§ **Provided entries**
*** Block opens ***
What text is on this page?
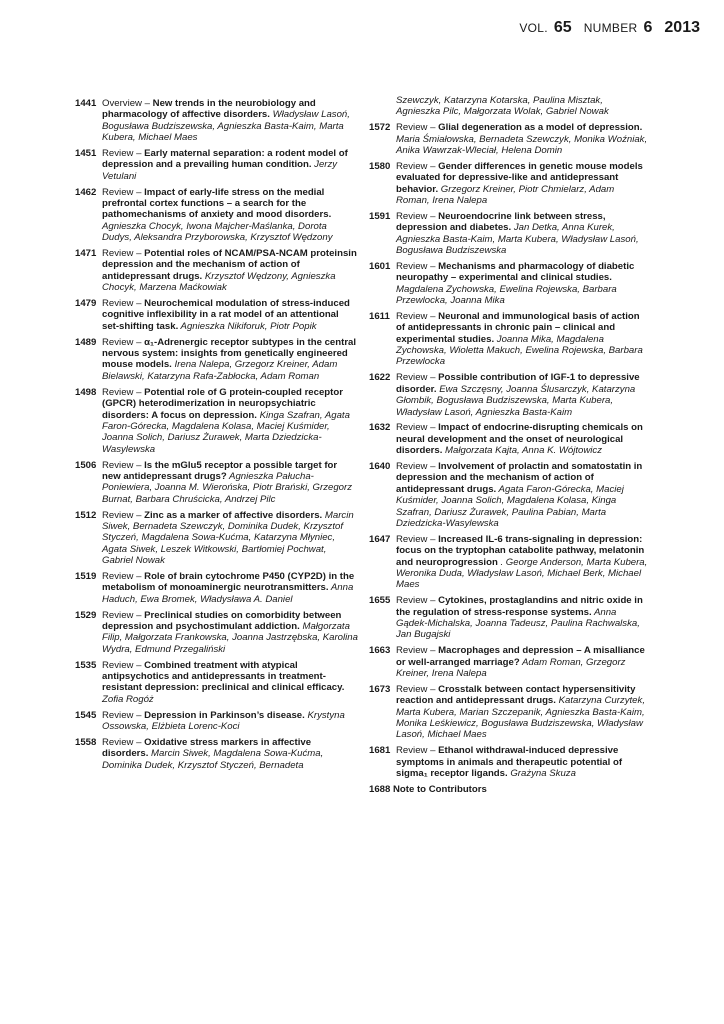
VOL. 65 NUMBER 6 2013
1441 Overview – New trends in the neurobiology and pharmacology of affective disorders. Władysław Lasoń, Bogusława Budziszewska, Agnieszka Basta-Kaim, Marta Kubera, Michael Maes
1451 Review – Early maternal separation: a rodent model of depression and a prevailing human condition. Jerzy Vetulani
1462 Review – Impact of early-life stress on the medial prefrontal cortex functions – a search for the pathomechanisms of anxiety and mood disorders. Agnieszka Chocyk, Iwona Majcher-Maślanka, Dorota Dudys, Aleksandra Przyborowska, Krzysztof Wędzony
1471 Review – Potential roles of NCAM/PSA-NCAM proteinsin depression and the mechanism of action of antidepressant drugs. Krzysztof Wędzony, Agnieszka Chocyk, Marzena Maćkowiak
1479 Review – Neurochemical modulation of stress-induced cognitive inflexibility in a rat model of an attentional set-shifting task. Agnieszka Nikiforuk, Piotr Popik
1489 Review – α₁-Adrenergic receptor subtypes in the central nervous system: insights from genetically engineered mouse models. Irena Nalepa, Grzegorz Kreiner, Adam Bielawski, Katarzyna Rafa-Zabłocka, Adam Roman
1498 Review – Potential role of G protein-coupled receptor (GPCR) heterodimerization in neuropsychiatric disorders: A focus on depression. Kinga Szafran, Agata Faron-Górecka, Magdalena Kolasa, Maciej Kuśmider, Joanna Solich, Dariusz Żurawek, Marta Dziedzicka-Wasylewska
1506 Review – Is the mGlu5 receptor a possible target for new antidepressant drugs? Agnieszka Pałucha-Poniewiera, Joanna M. Wierońska, Piotr Brański, Grzegorz Burnat, Barbara Chruścicka, Andrzej Pilc
1512 Review – Zinc as a marker of affective disorders. Marcin Siwek, Bernadeta Szewczyk, Dominika Dudek, Krzysztof Styczeń, Magdalena Sowa-Kućma, Katarzyna Młyniec, Agata Siwek, Leszek Witkowski, Bartłomiej Pochwat, Gabriel Nowak
1519 Review – Role of brain cytochrome P450 (CYP2D) in the metabolism of monoaminergic neurotransmitters. Anna Haduch, Ewa Bromek, Władysława A. Daniel
1529 Review – Preclinical studies on comorbidity between depression and psychostimulant addiction. Małgorzata Filip, Małgorzata Frankowska, Joanna Jastrzębska, Karolina Wydra, Edmund Przegaliński
1535 Review – Combined treatment with atypical antipsychotics and antidepressants in treatment-resistant depression: preclinical and clinical efficacy. Zofia Rogóż
1545 Review – Depression in Parkinson’s disease. Krystyna Ossowska, Elżbieta Lorenc-Koci
1558 Review – Oxidative stress markers in affective disorders. Marcin Siwek, Magdalena Sowa-Kućma, Dominika Dudek, Krzysztof Styczeń, Bernadeta
Szewczyk, Katarzyna Kotarska, Paulina Misztak, Agnieszka Pilc, Małgorzata Wolak, Gabriel Nowak
1572 Review – Glial degeneration as a model of depression. Maria Śmiałowska, Bernadeta Szewczyk, Monika Woźniak, Anika Wawrzak-Wleciał, Helena Domin
1580 Review – Gender differences in genetic mouse models evaluated for depressive-like and antidepressant behavior. Grzegorz Kreiner, Piotr Chmielarz, Adam Roman, Irena Nalepa
1591 Review – Neuroendocrine link between stress, depression and diabetes. Jan Detka, Anna Kurek, Agnieszka Basta-Kaim, Marta Kubera, Władysław Lasoń, Bogusława Budziszewska
1601 Review – Mechanisms and pharmacology of diabetic neuropathy – experimental and clinical studies. Magdalena Zychowska, Ewelina Rojewska, Barbara Przewlocka, Joanna Mika
1611 Review – Neuronal and immunological basis of action of antidepressants in chronic pain – clinical and experimental studies. Joanna Mika, Magdalena Zychowska, Wioletta Makuch, Ewelina Rojewska, Barbara Przewlocka
1622 Review – Possible contribution of IGF-1 to depressive disorder. Ewa Szczęsny, Joanna Ślusarczyk, Katarzyna Głombik, Bogusława Budziszewska, Marta Kubera, Władysław Lasoń, Agnieszka Basta-Kaim
1632 Review – Impact of endocrine-disrupting chemicals on neural development and the onset of neurological disorders. Małgorzata Kajta, Anna K. Wójtowicz
1640 Review – Involvement of prolactin and somatostatin in depression and the mechanism of action of antidepressant drugs. Agata Faron-Górecka, Maciej Kuśmider, Joanna Solich, Magdalena Kolasa, Kinga Szafran, Dariusz Żurawek, Paulina Pabian, Marta Dziedzicka-Wasylewska
1647 Review – Increased IL-6 trans-signaling in depression: focus on the tryptophan catabolite pathway, melatonin and neuroprogression . George Anderson, Marta Kubera, Weronika Duda, Władysław Lasoń, Michael Berk, Michael Maes
1655 Review – Cytokines, prostaglandins and nitric oxide in the regulation of stress-response systems. Anna Gądek-Michalska, Joanna Tadeusz, Paulina Rachwalska, Jan Bugajski
1663 Review – Macrophages and depression – A misalliance or well-arranged marriage? Adam Roman, Grzegorz Kreiner, Irena Nalepa
1673 Review – Crosstalk between contact hypersensitivity reaction and antidepressant drugs. Katarzyna Curzytek, Marta Kubera, Marian Szczepanik, Agnieszka Basta-Kaim, Monika Leśkiewicz, Bogusława Budziszewska, Władysław Lasoń, Michael Maes
1681 Review – Ethanol withdrawal-induced depressive symptoms in animals and therapeutic potential of sigma₁ receptor ligands. Grażyna Skuza
1688 Note to Contributors
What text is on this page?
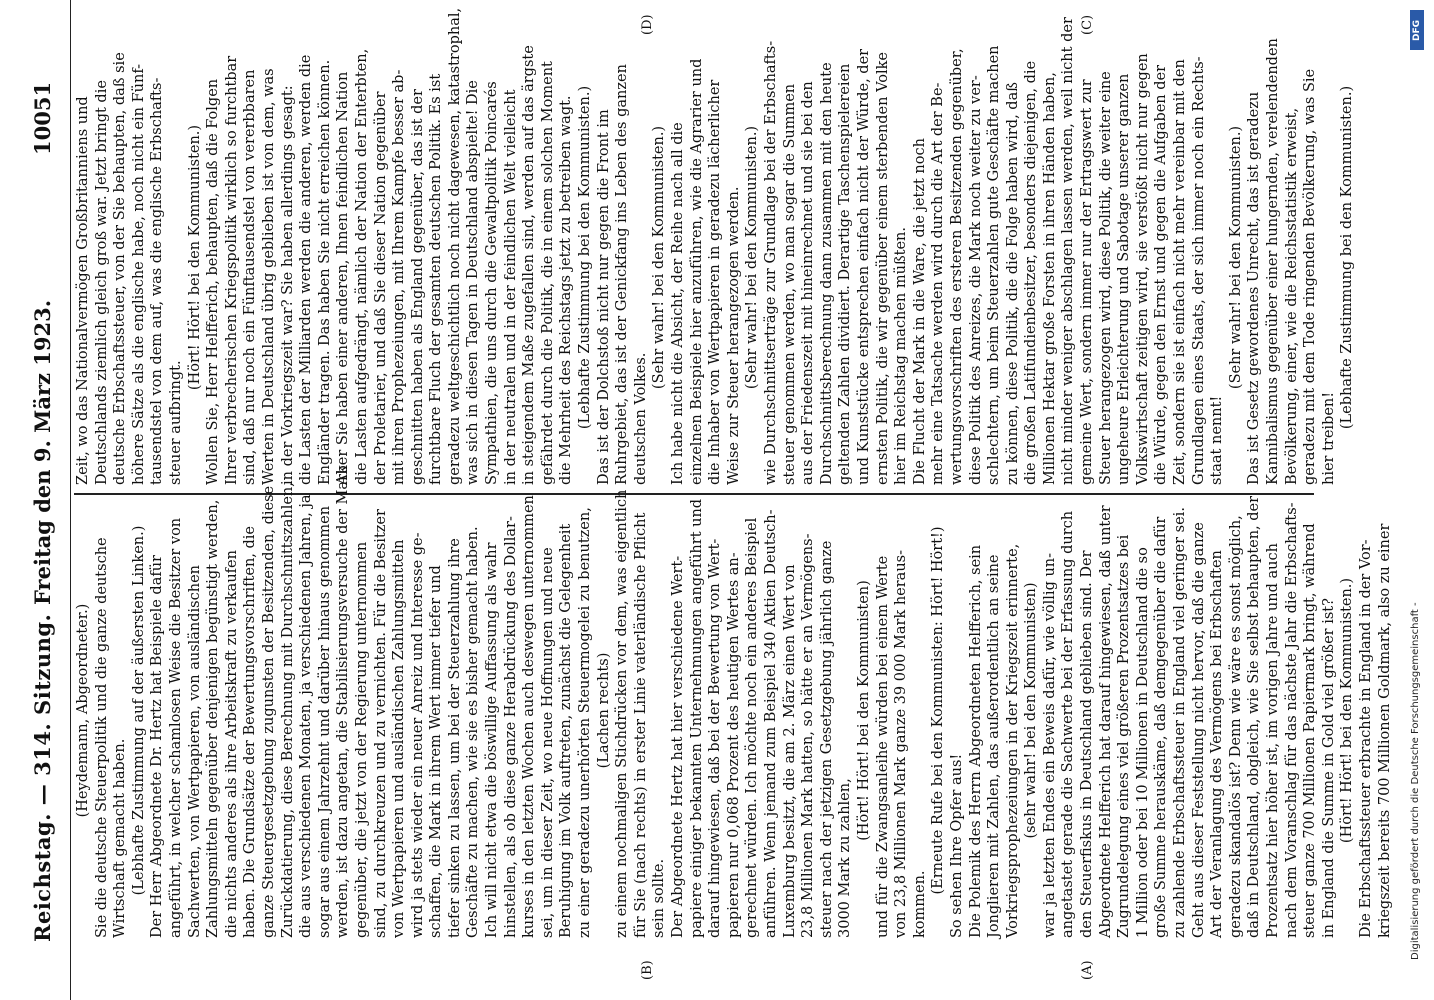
Reichstag. — 314. Sitzung.
Freitag den 9. März 1923.
10051
(Heydemann, Abgeordneter.) Sie die deutsche Steuerpolitik und die ganze deutsche Wirtschaft gemacht haben. (Lebhafte Zustimmung auf der äußersten Linken.) Der Herr Abgeordnete Dr. Hertz hat Beispiele dafür angeführt, in welcher schamlosen Weise die Besitzer von Sachwerten, von Wertpapieren, von ausländischen Zahlungsmitteln gegenüber denjenigen begünstigt werden, die nichts anderes als ihre Arbeitskraft zu verkaufen haben. Die Grundsätze der Bewertungsvorschriften, die ganze Steuergesetzgebung zugunsten der Besitzenden, diese Zurückdatierung, diese Berechnung mit Durchschnittszahlen, die aus verschiedenen Monaten, ja verschiedenen Jahren, ja sogar aus einem Jahrzehnt und darüber hinaus genommen werden, ist dazu angetan, die Stabilisierungsversuche der Mark gegenüber, die jetzt von der Regierung unternommen sind, zu durchkreuzen und zu vernichten. Für die Besitzer von Wertpapieren und ausländischen Zahlungsmitteln wird ja stets wieder ein neuer Anreiz und Interesse ge- schaffen, die Mark in ihrem Wert immer tiefer und tiefer sinken zu lassen, um bei der Steuerzahlung ihre Geschäfte zu machen, wie sie es bisher gemacht haben. Ich will nicht etwa die böswillige Auffassung als wahr hinstellen, als ob diese ganze Herabdrückung des Dollar- kurses in den letzten Wochen auch deswegen unternommen sei, um in dieser Zeit, wo neue Hoffnungen und neue Beruhigung im Volk auftreten, zunächst die Gelegenheit zu einer geradezu unerhörten Steuermogelei zu benutzen, (Lachen rechts) zu einem nochmaligen Stichdrücken vor dem, was eigentlich für Sie (nach rechts) in erster Linie vaterländische Pflicht sein sollte. Der Abgeordnete Hertz hat hier verschiedene Wert- papiere einiger bekannten Unternehmungen angeführt und darauf hingewiesen, daß bei der Bewertung von Wert- papieren nur 0,068 Prozent des heutigen Wertes an- gerechnet würden. Ich möchte noch ein anderes Beispiel anführen. Wenn jemand zum Beispiel 340 Aktien Deutsch- Luxemburg besitzt, die am 2. März einen Wert von 23,8 Millionen Mark hatten, so hätte er an Vermögens- steuer nach der jetzigen Gesetzgebung jährlich ganze 3000 Mark zu zahlen,
(Hört! Hört! bei den Kommunisten) und für die Zwangsanleihe würden bei einem Werte von 23,8 Millionen Mark ganze 39 000 Mark heraus- kommen.
(Erneute Rufe bei den Kommunisten: Hört! Hört!) So sehen Ihre Opfer aus! Die Polemik des Herrn Abgeordneten Helfferich, sein Jonglieren mit Zahlen, das außerordentlich an seine Vorkriegsprophezeiungen in der Kriegszeit erinnerte, (sehr wahr! bei den Kommunisten) war ja letzten Endes ein Beweis dafür, wie völlig un- angetastet gerade die Sachwerte bei der Erfassung durch den Steuerfiskus in Deutschland geblieben sind. Der Abgeordnete Helfferich hat darauf hingewiesen, daß unter Zugrundelegung eines viel größeren Prozentsatzes bei 1 Million oder bei 10 Millionen in Deutschland die so große Summe herauskäme, daß demgegenüber die dafür zu zahlende Erbschaftssteuer in England viel geringer sei. Geht aus dieser Feststellung nicht hervor, daß die ganze Art der Veranlagung des Vermögens bei Erbschaften geradezu skandalös ist? Denn wie wäre es sonst möglich, daß in Deutschland, obgleich, wie Sie selbst behaupten, der Prozentsatz hier höher ist, im vorigen Jahre und auch nach dem Voranschlag für das nächste Jahr die Erbschafts- steuer ganze 700 Millionen Papiermark bringt, während in England die Summe in Gold viel größer ist? (Hört! Hört! bei den Kommunisten.) Die Erbschaftssteuer erbrachte in England in der Vor- kriegszeit bereits 700 Millionen Goldmark, also zu einer
Zeit, wo das Nationalvermögen Großbritanniens und Deutschlands ziemlich gleich groß war. Jetzt bringt die deutsche Erbschaftssteuer, von der Sie behaupten, daß sie höhere Sätze als die englische habe, noch nicht ein Fünf- tausendstel von dem auf, was die englische Erbschafts- steuer aufbringt.
(Hört! Hört! bei den Kommunisten.) Wollen Sie, Herr Helfferich, behaupten, daß die Folgen Ihrer verbrecherischen Kriegspolitik wirklich so furchtbar sind, daß nur noch ein Fünftausendstel von vererbbaren Werten in Deutschland übrig geblieben ist von dem, was in der Vorkriegszeit war? Sie haben allerdings gesagt: die Lasten der Milliarden werden die anderen, werden die Engländer tragen. Das haben Sie nicht erreichen können. Aber Sie haben einer anderen, Ihnen feindlichen Nation die Lasten aufgedrängt, nämlich der Nation der Enterbten, der Proletarier, und daß Sie dieser Nation gegenüber mit ihren Prophezeiungen, mit Ihrem Kampfe besser ab- geschnitten haben als England gegenüber, das ist der furchtbare Fluch der gesamten deutschen Politik. Es ist geradezu weltgeschichtlich noch nicht dagewesen, katastrophal, was sich in diesen Tagen in Deutschland abspielte! Die Sympathien, die uns durch die Gewaltpolitik Poincarés in der neutralen und in der feindlichen Welt vielleicht in steigendem Maße zugefallen sind, werden auf das ärgste gefährdet durch die Politik, die in einem solchen Moment die Mehrheit des Reichstags jetzt zu betreiben wagt. (Lebhafte Zustimmung bei den Kommunisten.) Das ist der Dolchstoß nicht nur gegen die Front im Ruhrgebiet, das ist der Genickfang ins Leben des ganzen deutschen Volkes.
(Sehr wahr! bei den Kommunisten.) Ich habe nicht die Absicht, der Reihe nach all die einzelnen Beispiele hier anzuführen, wie die Agrarier und die Inhaber von Wertpapieren in geradezu lächerlicher Weise zur Steuer herangezogen werden. (Sehr wahr! bei den Kommunisten.) wie Durchschnittserträge zur Grundlage bei der Erbschafts- steuer genommen werden, wo man sogar die Summen aus der Friedenszeit mit hineinrechnet und sie bei den Durchschnittsberechnung dann zusammen mit den heute geltenden Zahlen dividiert. Derartige Taschenspielereien und Kunststücke entsprechen einfach nicht der Würde, der ernsten Politik, die wir gegenüber einem sterbenden Volke hier im Reichstag machen müßten. Die Flucht der Mark in die Ware, die jetzt noch mehr eine Tatsache werden wird durch die Art der Be- wertungsvorschriften des ersteren Besitzenden gegenüber, diese Politik des Anreizes, die Mark noch weiter zu ver- schlechtern, um beim Steuerzahlen gute Geschäfte machen zu können, diese Politik, die die Folge haben wird, daß die großen Latifundienbesitzer, besonders diejenigen, die Millionen Hektar große Forsten in ihren Händen haben, nicht minder weniger abschlagen lassen werden, weil nicht der gemeine Wert, sondern immer nur der Ertragswert zur Steuer herangezogen wird, diese Politik, die weiter eine ungeheure Erleichterung und Sabotage unserer ganzen Volkswirtschaft zeitigen wird, sie verstößt nicht nur gegen die Würde, gegen den Ernst und gegen die Aufgaben der Zeit, sondern sie ist einfach nicht mehr vereinbar mit den Grundlagen eines Staats, der sich immer noch ein Rechts- staat nennt!
(Sehr wahr! bei den Kommunisten.) Das ist Gesetz gewordenes Unrecht, das ist geradezu Kannibalismus gegenüber einer hungernden, verelendenden Bevölkerung, einer, wie die Reichsstatistik erweist, geradezu mit dem Tode ringenden Bevölkerung, was Sie hier treiben!
(Lebhafte Zustimmung bei den Kommunisten.)
(A)
(B)
(C)
(D)	DFG
Digitalisierung gefördert durch die Deutsche Forschungsgemeinschaft -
*** Block closes ***
§ **Your objective**
Write out every line of the entries that holds the word "Irena".

§ **Solution**
1489 Review – α₁-Adrenergic receptor subtypes in the central nervous system: insights from genetically engineered mouse models. Irena Nalepa, Grzegorz Kreiner, Adam Bielawski, Katarzyna Rafa-Zabłocka, Adam Roman
1580 Review – Gender differences in genetic mouse models evaluated for depressive-like and antidepressant behavior. Grzegorz Kreiner, Piotr Chmielarz, Adam Roman, Irena Nalepa
1663 Review – Macrophages and depression – A misalliance or well-arranged marriage? Adam Roman, Grzegorz Kreiner, Irena Nalepa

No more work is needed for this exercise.